(The exercise)
Search the material below for the word "Visibility". Copy every line that has it.

(Provided entries)
•••

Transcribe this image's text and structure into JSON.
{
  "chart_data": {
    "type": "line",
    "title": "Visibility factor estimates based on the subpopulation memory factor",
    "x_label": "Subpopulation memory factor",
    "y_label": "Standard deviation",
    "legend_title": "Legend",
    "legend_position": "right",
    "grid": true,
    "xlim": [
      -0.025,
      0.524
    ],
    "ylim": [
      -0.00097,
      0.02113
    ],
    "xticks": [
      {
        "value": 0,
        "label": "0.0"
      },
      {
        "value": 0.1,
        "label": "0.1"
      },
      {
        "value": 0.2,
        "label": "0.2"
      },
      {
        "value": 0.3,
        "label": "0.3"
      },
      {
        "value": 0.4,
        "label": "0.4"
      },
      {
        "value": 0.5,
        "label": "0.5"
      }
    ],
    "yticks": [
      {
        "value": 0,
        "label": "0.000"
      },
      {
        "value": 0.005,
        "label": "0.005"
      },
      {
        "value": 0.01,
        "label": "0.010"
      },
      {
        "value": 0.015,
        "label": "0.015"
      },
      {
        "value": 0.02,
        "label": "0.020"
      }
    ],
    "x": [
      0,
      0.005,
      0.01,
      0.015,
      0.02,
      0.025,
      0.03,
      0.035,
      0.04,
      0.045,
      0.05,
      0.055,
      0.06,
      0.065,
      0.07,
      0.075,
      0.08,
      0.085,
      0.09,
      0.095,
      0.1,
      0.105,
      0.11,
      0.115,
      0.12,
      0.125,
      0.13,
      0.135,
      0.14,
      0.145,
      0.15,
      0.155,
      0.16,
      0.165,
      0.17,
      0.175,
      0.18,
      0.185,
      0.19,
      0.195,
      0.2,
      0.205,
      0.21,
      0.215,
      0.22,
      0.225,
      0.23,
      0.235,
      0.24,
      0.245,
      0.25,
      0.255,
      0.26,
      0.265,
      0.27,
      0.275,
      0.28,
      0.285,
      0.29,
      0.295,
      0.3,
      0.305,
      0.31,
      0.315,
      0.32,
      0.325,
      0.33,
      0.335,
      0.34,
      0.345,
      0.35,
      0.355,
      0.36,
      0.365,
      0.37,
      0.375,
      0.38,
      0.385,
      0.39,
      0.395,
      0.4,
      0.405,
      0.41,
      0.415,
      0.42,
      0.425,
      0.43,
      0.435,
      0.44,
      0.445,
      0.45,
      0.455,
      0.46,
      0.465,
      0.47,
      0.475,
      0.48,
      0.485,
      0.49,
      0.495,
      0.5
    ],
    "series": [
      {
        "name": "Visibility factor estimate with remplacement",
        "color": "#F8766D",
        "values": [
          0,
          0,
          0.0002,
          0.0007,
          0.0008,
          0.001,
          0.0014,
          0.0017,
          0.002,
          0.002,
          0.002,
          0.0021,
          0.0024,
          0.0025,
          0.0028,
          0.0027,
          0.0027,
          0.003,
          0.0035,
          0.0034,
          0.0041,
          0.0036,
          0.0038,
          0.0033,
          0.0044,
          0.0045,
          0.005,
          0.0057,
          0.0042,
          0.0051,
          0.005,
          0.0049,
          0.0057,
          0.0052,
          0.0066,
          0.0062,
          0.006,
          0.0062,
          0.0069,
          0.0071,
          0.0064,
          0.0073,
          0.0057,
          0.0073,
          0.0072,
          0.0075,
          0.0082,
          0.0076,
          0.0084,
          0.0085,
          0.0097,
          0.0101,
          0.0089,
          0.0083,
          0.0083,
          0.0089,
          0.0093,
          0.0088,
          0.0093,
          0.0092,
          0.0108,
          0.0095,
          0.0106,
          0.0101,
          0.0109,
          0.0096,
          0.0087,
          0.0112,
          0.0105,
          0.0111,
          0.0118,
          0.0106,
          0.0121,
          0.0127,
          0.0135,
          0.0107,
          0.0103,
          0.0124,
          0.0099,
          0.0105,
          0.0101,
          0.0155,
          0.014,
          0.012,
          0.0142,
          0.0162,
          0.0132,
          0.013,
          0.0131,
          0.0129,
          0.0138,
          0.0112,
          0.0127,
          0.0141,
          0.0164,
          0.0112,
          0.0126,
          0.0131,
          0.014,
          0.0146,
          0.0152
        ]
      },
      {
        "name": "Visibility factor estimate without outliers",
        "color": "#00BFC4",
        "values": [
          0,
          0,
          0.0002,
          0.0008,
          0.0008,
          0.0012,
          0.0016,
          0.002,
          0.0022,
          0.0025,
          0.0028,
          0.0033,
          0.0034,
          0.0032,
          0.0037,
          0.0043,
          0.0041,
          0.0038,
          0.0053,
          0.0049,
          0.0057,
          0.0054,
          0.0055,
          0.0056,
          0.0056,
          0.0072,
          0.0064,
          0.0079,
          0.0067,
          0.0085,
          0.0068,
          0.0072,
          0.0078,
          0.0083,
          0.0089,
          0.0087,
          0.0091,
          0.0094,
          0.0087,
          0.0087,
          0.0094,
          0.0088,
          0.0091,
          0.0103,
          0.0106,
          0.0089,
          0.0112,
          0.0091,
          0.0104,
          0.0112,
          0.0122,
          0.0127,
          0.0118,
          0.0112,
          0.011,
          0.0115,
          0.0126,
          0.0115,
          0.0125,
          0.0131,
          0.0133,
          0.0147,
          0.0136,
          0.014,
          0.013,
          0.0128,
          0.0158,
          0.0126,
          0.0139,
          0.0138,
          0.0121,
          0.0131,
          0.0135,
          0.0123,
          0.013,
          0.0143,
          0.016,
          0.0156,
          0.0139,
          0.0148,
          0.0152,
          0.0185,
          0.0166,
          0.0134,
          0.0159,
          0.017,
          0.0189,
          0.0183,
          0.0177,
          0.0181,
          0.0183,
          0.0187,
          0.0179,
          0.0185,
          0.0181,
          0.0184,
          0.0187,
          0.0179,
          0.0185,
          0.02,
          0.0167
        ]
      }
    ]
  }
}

•••

(Written answer)
    "title": "Visibility factor estimates based on the subpopulation memory factor",
        "name": "Visibility factor estimate with remplacement",
        "name": "Visibility factor estimate without outliers",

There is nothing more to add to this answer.